━━━━━ EXERCISE MATERIAL

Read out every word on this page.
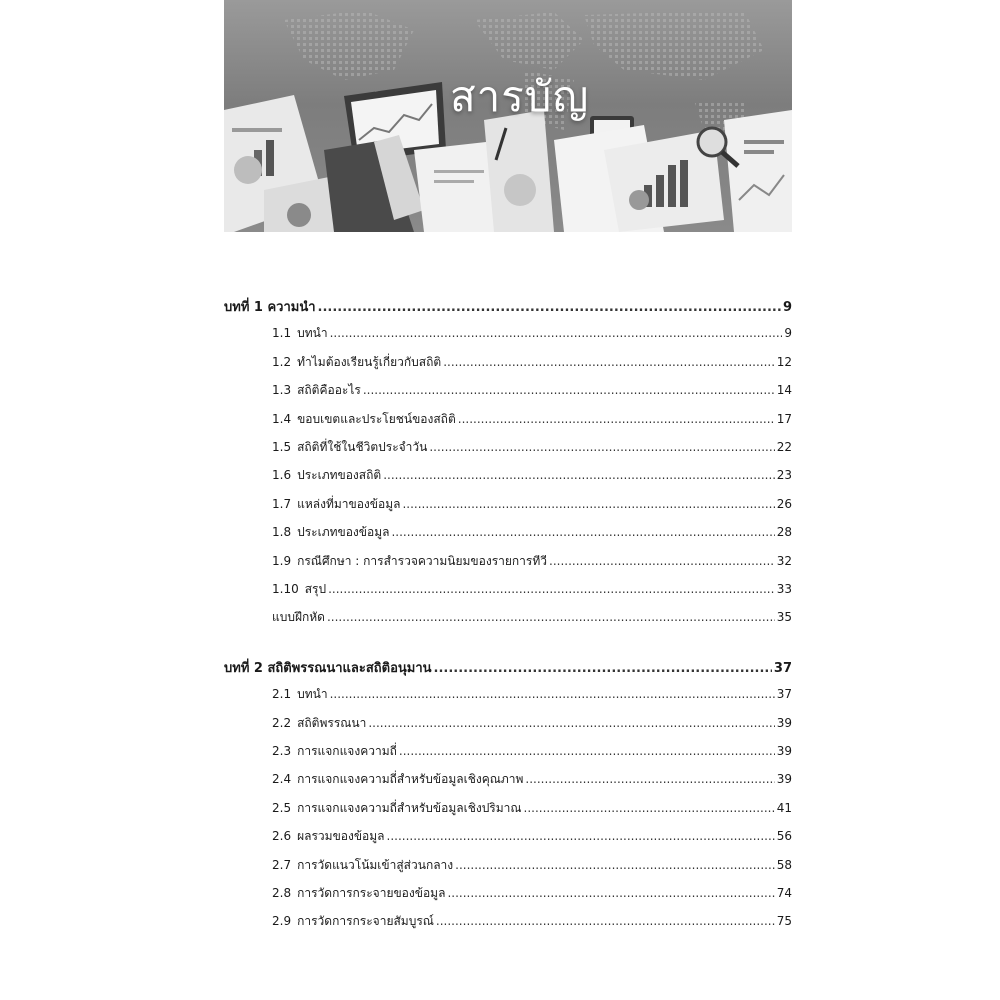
สารบัญ
บทที่ 1 ความนำ .....	9
1.1 บทนำ .....	9
1.2 ทำไมต้องเรียนรู้เกี่ยวกับสถิติ .....	12
1.3 สถิติคืออะไร .....	14
1.4 ขอบเขตและประโยชน์ของสถิติ .....	17
1.5 สถิติที่ใช้ในชีวิตประจำวัน .....	22
1.6 ประเภทของสถิติ .....	23
1.7 แหล่งที่มาของข้อมูล .....	26
1.8 ประเภทของข้อมูล .....	28
1.9 กรณีศึกษา : การสำรวจความนิยมของรายการทีวี .....	32
1.10 สรุป .....	33
แบบฝึกหัด .....	35
บทที่ 2 สถิติพรรณนาและสถิติอนุมาน .....	37
2.1 บทนำ .....	37
2.2 สถิติพรรณนา .....	39
2.3 การแจกแจงความถี่ .....	39
2.4 การแจกแจงความถี่สำหรับข้อมูลเชิงคุณภาพ .....	39
2.5 การแจกแจงความถี่สำหรับข้อมูลเชิงปริมาณ .....	41
2.6 ผลรวมของข้อมูล .....	56
2.7 การวัดแนวโน้มเข้าสู่ส่วนกลาง .....	58
2.8 การวัดการกระจายของข้อมูล .....	74
2.9 การวัดการกระจายสัมบูรณ์ .....	75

━━━━━━━━━━

Go through the entries and return each line where the word "การว" appears.

2.7 การวัดแนวโน้มเข้าสู่ส่วนกลาง .....	58
2.8 การวัดการกระจายของข้อมูล .....	74
2.9 การวัดการกระจายสัมบูรณ์ .....	75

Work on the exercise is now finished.